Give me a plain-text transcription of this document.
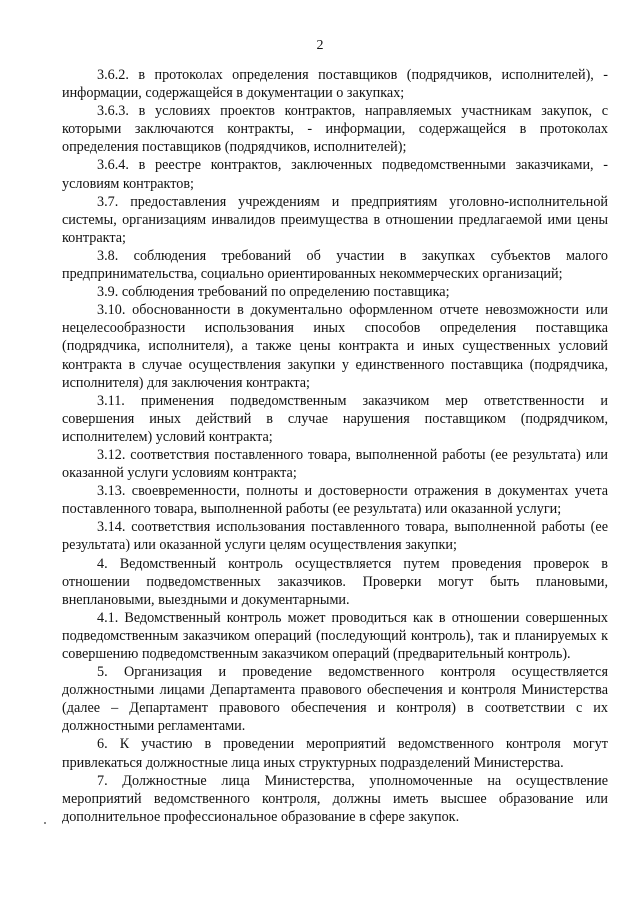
2

3.6.2. в протоколах определения поставщиков (подрядчиков, исполнителей), - информации, содержащейся в документации о закупках;

3.6.3. в условиях проектов контрактов, направляемых участникам закупок, с которыми заключаются контракты, - информации, содержащейся в протоколах определения поставщиков (подрядчиков, исполнителей);

3.6.4. в реестре контрактов, заключенных подведомственными заказчиками, - условиям контрактов;

3.7. предоставления учреждениям и предприятиям уголовно-исполнительной системы, организациям инвалидов преимущества в отношении предлагаемой ими цены контракта;

3.8. соблюдения требований об участии в закупках субъектов малого предпринимательства, социально ориентированных некоммерческих организаций;

3.9. соблюдения требований по определению поставщика;

3.10. обоснованности в документально оформленном отчете невозможности или нецелесообразности использования иных способов определения поставщика (подрядчика, исполнителя), а также цены контракта и иных существенных условий контракта в случае осуществления закупки у единственного поставщика (подрядчика, исполнителя) для заключения контракта;

3.11. применения подведомственным заказчиком мер ответственности и совершения иных действий в случае нарушения поставщиком (подрядчиком, исполнителем) условий контракта;

3.12. соответствия поставленного товара, выполненной работы (ее результата) или оказанной услуги условиям контракта;

3.13. своевременности, полноты и достоверности отражения в документах учета поставленного товара, выполненной работы (ее результата) или оказанной услуги;

3.14. соответствия использования поставленного товара, выполненной работы (ее результата) или оказанной услуги целям осуществления закупки;

4. Ведомственный контроль осуществляется путем проведения проверок в отношении подведомственных заказчиков. Проверки могут быть плановыми, внеплановыми, выездными и документарными.

4.1. Ведомственный контроль может проводиться как в отношении совершенных подведомственным заказчиком операций (последующий контроль), так и планируемых к совершению подведомственным заказчиком операций (предварительный контроль).

5. Организация и проведение ведомственного контроля осуществляется должностными лицами Департамента правового обеспечения и контроля Министерства (далее – Департамент правового обеспечения и контроля) в соответствии с их должностными регламентами.

6. К участию в проведении мероприятий ведомственного контроля могут привлекаться должностные лица иных структурных подразделений Министерства.

7. Должностные лица Министерства, уполномоченные на осуществление мероприятий ведомственного контроля, должны иметь высшее образование или дополнительное профессиональное образование в сфере закупок.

───

:: Task statement ::
Identify the lines of the entries containing the string "условиям". Copy each such line.

:: Full response ::
3.6.4. в реестре контрактов, заключенных подведомственными заказчиками, - условиям контрактов;
3.12. соответствия поставленного товара, выполненной работы (ее результата) или оказанной услуги условиям контракта;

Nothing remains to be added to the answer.